--- START The records ---

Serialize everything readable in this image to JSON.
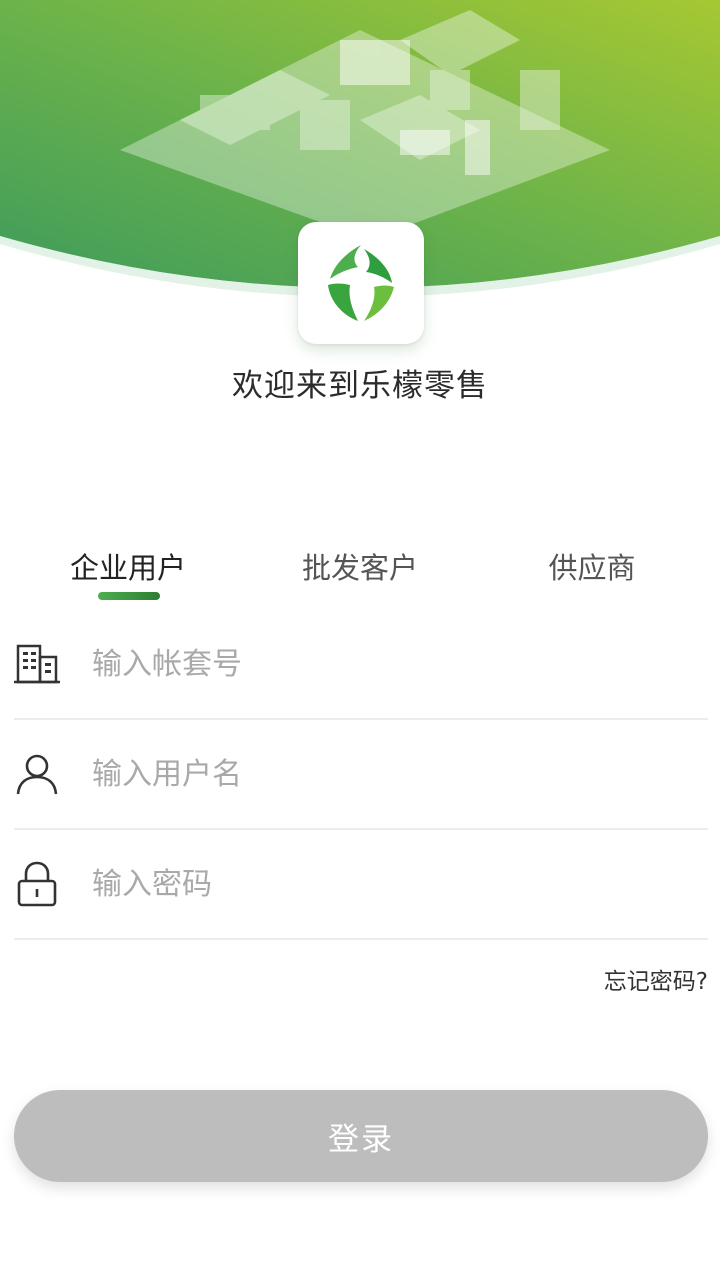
{
  "header": {
    "welcome_text": "欢迎来到乐檬零售",
    "gradient_start": "#3e9b5c",
    "gradient_end": "#9bc53a"
  },
  "tabs": [
    {
      "label": "企业用户",
      "active": true
    },
    {
      "label": "批发客户",
      "active": false
    },
    {
      "label": "供应商",
      "active": false
    }
  ],
  "form": {
    "account_placeholder": "输入帐套号",
    "username_placeholder": "输入用户名",
    "password_placeholder": "输入密码",
    "forgot_label": "忘记密码?",
    "login_label": "登录"
  },
  "icons": {
    "account": "building-icon",
    "username": "user-icon",
    "password": "lock-icon",
    "logo": "leaf-logo"
  },
  "colors": {
    "accent": "#4caf50",
    "button_disabled": "#bdbdbd"
  }
}
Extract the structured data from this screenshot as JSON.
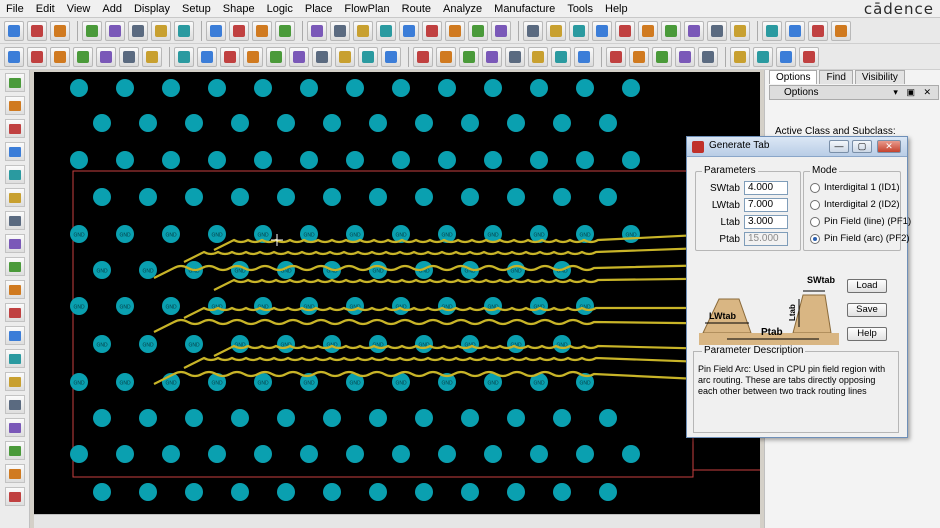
{
  "menu": {
    "items": [
      "File",
      "Edit",
      "View",
      "Add",
      "Display",
      "Setup",
      "Shape",
      "Logic",
      "Place",
      "FlowPlan",
      "Route",
      "Analyze",
      "Manufacture",
      "Tools",
      "Help"
    ],
    "brand": "cādence"
  },
  "right_panel": {
    "tabs": [
      "Options",
      "Find",
      "Visibility"
    ],
    "header": "Options",
    "header_controls": "▾ ▣ ✕",
    "active_class_label": "Active Class and Subclass:"
  },
  "dialog": {
    "title": "Generate Tab",
    "window_controls": [
      "—",
      "▢",
      "✕"
    ],
    "parameters": {
      "label": "Parameters",
      "rows": [
        {
          "label": "SWtab",
          "value": "4.000"
        },
        {
          "label": "LWtab",
          "value": "7.000"
        },
        {
          "label": "Ltab",
          "value": "3.000"
        },
        {
          "label": "Ptab",
          "value": "15.000"
        }
      ]
    },
    "mode": {
      "label": "Mode",
      "options": [
        {
          "label": "Interdigital 1  (ID1)",
          "selected": false
        },
        {
          "label": "Interdigital 2  (ID2)",
          "selected": false
        },
        {
          "label": "Pin Field (line) (PF1)",
          "selected": false
        },
        {
          "label": "Pin Field (arc) (PF2)",
          "selected": true
        }
      ]
    },
    "diagram": {
      "swtab": "SWtab",
      "lwtab": "LWtab",
      "ptab": "Ptab",
      "ltab": "Ltab"
    },
    "buttons": {
      "load": "Load",
      "save": "Save",
      "help": "Help"
    },
    "description": {
      "label": "Parameter Description",
      "text": "Pin Field Arc: Used in CPU pin field region with arc routing. These are tabs directly opposing each other between two track routing lines"
    }
  },
  "colors": {
    "canvas_bg": "#000000",
    "pad": "#0aa0b0",
    "trace": "#c8b428",
    "board_outline": "#c84040"
  },
  "pad_label": "GND"
}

--- END The records ---

[Stated problem]: Pick every line with "Field" in it and copy it.

[Answer for this exercise]:
          "label": "Pin Field (line) (PF1)",
          "label": "Pin Field (arc) (PF2)",
      "text": "Pin Field Arc: Used in CPU pin field region with arc routing. These are tabs directly opposing each other between two track routing lines"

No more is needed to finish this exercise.